* [Do this]: Search the listing below for the word "campaigns" and copy each line that holds it.

>> START

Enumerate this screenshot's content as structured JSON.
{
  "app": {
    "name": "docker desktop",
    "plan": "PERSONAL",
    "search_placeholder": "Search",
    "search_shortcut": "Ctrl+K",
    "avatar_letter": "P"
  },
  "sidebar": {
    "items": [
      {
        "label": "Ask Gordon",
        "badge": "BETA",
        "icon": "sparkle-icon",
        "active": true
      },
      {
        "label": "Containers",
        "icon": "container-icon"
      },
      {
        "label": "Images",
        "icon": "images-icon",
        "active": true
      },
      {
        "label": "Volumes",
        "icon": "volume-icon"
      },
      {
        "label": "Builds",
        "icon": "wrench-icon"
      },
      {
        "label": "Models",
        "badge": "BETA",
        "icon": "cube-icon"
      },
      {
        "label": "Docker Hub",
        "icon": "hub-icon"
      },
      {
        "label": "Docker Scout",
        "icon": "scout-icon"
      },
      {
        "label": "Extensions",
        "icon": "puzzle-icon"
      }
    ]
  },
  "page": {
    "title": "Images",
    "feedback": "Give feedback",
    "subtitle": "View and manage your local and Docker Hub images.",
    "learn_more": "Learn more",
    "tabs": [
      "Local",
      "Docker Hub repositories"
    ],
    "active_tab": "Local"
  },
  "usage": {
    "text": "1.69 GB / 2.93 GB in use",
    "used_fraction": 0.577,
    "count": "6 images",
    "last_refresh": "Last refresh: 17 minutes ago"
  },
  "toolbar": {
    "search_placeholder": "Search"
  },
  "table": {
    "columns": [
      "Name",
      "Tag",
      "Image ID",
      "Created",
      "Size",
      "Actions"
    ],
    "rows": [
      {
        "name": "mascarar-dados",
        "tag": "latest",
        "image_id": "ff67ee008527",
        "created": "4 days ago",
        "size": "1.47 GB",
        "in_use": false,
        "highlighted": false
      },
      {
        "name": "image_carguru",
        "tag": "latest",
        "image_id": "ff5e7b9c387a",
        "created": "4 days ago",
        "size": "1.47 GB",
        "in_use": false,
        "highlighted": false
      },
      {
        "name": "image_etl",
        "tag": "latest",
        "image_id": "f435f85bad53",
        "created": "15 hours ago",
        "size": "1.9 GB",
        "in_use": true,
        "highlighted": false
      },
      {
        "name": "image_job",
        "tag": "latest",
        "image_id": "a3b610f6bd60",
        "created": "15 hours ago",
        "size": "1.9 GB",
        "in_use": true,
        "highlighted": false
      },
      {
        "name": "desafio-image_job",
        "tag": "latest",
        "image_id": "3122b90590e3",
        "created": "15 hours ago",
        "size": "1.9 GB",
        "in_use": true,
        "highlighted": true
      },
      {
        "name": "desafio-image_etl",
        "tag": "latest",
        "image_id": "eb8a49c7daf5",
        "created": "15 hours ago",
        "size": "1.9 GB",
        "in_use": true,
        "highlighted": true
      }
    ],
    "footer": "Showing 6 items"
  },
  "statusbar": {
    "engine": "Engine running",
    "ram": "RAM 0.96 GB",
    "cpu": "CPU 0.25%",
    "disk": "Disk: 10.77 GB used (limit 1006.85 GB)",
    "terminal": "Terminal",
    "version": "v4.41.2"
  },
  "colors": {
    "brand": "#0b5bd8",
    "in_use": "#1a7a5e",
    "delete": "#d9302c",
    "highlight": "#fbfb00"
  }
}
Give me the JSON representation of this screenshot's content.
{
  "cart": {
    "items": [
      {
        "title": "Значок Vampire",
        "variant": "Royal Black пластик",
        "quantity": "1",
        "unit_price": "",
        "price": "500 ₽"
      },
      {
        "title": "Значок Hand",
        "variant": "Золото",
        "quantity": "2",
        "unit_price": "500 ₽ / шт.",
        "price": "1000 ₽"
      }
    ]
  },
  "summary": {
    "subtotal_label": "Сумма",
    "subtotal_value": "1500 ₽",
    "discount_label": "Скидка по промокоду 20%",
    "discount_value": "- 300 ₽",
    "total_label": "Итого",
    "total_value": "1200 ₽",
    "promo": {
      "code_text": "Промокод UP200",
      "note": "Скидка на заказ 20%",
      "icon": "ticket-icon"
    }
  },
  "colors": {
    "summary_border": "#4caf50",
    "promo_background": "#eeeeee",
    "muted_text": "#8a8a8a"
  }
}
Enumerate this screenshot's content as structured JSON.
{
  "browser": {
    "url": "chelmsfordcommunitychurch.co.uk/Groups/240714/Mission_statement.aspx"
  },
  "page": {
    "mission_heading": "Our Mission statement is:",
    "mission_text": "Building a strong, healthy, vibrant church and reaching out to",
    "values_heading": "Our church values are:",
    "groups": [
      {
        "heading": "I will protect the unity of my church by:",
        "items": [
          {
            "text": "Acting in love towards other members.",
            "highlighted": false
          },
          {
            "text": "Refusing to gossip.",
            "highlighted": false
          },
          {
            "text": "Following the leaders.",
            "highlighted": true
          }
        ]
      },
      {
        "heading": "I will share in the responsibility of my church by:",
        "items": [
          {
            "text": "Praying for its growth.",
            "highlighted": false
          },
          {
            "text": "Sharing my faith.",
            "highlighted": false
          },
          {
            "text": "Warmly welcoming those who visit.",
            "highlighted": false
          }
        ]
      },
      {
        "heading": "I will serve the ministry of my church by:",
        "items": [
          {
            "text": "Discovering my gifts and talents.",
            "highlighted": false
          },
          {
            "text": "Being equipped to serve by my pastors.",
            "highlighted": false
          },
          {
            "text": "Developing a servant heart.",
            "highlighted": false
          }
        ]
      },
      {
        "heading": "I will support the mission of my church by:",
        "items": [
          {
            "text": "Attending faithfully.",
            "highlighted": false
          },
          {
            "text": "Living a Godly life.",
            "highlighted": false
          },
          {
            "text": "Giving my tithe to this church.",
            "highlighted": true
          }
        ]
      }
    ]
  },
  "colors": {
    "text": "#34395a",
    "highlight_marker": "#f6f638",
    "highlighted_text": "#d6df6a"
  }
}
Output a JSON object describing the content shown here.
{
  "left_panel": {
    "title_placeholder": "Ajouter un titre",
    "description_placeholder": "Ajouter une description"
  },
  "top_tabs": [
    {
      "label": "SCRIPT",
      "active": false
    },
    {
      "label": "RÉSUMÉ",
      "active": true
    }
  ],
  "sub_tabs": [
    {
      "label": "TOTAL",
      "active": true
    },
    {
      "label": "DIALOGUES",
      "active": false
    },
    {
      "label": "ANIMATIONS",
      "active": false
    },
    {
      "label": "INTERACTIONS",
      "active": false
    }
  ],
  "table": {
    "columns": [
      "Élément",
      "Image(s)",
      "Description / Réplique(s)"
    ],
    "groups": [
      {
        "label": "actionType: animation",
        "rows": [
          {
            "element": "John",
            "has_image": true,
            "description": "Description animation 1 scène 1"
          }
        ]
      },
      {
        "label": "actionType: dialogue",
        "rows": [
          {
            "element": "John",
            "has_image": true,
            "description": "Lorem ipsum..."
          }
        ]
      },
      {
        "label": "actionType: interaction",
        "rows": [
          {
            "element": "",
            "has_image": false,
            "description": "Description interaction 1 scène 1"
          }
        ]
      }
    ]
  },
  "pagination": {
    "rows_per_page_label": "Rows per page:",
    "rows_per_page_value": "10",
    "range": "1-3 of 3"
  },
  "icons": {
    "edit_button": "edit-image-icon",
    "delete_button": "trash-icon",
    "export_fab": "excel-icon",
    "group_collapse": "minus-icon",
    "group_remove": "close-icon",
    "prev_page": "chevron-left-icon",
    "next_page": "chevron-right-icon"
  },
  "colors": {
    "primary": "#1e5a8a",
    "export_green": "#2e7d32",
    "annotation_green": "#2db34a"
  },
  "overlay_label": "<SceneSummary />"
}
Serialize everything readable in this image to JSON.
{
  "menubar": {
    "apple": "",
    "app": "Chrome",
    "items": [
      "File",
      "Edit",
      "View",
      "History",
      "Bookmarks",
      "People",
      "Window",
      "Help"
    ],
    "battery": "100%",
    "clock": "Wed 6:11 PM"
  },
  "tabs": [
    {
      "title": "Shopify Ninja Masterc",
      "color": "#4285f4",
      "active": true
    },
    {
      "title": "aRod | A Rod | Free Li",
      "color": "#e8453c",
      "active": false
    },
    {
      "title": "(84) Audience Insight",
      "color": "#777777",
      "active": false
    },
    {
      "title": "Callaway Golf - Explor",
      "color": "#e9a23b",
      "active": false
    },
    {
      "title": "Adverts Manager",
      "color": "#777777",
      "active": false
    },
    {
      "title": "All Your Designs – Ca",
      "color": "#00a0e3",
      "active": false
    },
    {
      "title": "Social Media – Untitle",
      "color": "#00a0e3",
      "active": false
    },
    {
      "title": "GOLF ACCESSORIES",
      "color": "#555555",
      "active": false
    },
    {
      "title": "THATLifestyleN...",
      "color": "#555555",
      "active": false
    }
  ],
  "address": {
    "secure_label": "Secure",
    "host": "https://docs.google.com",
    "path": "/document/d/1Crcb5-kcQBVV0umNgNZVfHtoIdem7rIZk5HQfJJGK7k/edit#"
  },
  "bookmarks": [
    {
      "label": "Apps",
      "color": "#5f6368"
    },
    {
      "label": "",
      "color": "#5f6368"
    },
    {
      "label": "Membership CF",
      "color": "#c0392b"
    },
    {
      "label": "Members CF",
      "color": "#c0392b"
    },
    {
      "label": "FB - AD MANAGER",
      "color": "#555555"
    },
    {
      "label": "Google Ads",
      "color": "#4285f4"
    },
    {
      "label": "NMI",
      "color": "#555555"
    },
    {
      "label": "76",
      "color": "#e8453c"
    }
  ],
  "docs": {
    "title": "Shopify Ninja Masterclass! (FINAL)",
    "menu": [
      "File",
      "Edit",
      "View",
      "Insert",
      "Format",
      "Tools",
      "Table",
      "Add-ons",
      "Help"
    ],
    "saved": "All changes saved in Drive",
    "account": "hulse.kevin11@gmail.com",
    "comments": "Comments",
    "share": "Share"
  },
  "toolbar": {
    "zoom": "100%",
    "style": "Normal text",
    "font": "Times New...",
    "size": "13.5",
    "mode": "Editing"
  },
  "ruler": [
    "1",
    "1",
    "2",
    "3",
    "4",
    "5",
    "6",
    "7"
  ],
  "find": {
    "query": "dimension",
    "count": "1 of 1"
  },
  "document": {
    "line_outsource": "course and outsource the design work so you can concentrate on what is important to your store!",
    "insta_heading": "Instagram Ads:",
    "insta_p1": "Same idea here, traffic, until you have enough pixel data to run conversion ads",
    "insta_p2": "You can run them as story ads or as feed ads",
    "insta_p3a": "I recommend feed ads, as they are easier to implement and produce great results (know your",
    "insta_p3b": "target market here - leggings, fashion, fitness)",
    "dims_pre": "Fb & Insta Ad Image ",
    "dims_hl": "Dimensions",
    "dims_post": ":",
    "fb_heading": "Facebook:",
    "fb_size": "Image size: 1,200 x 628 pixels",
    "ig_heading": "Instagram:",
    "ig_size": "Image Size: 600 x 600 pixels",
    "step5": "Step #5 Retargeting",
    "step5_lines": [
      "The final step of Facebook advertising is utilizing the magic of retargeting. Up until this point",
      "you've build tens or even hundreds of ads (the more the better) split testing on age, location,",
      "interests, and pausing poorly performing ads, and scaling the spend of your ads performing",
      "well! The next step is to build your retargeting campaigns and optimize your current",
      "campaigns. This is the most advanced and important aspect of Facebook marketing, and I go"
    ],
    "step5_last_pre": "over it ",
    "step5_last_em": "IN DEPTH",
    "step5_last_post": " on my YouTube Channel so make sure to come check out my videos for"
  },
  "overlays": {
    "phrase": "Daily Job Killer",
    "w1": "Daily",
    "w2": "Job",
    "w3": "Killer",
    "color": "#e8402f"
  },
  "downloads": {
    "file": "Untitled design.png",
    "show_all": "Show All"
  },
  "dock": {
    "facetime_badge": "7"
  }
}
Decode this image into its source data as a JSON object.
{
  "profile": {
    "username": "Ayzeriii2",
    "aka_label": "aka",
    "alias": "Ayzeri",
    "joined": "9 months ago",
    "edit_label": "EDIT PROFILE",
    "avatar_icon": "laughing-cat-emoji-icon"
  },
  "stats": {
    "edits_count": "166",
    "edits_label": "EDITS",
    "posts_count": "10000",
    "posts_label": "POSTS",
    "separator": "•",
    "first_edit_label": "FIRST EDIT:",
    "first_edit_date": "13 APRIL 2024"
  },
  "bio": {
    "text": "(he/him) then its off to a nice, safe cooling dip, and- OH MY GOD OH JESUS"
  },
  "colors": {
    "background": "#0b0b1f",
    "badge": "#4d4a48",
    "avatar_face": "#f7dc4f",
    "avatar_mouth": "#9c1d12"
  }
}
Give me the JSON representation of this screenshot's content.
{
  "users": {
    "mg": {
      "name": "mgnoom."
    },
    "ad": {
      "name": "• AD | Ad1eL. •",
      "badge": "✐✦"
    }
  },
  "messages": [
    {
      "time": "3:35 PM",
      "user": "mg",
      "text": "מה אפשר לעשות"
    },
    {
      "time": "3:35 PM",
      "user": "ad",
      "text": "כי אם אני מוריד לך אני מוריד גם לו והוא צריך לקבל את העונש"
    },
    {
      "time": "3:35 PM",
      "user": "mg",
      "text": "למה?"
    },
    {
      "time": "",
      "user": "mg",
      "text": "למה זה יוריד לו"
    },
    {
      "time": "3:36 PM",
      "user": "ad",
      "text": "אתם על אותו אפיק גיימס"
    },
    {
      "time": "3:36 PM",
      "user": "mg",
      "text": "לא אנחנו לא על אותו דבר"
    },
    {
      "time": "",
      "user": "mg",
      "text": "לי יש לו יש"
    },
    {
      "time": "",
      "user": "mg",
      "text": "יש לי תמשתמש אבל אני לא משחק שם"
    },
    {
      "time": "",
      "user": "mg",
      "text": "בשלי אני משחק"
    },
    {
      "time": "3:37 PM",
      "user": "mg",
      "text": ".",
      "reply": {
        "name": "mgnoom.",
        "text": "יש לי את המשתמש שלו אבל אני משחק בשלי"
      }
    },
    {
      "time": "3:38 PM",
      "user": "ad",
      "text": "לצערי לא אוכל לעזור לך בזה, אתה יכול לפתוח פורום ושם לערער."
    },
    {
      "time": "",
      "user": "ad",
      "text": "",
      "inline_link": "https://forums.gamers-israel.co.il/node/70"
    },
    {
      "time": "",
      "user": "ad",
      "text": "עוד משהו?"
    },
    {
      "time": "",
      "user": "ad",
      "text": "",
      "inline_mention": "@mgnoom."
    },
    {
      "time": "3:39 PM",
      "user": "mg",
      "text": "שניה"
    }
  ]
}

>> END

* [Answer to this problem]:
      "well! The next step is to build your retargeting campaigns and optimize your current",
      "campaigns. This is the most advanced and important aspect of Facebook marketing, and I go"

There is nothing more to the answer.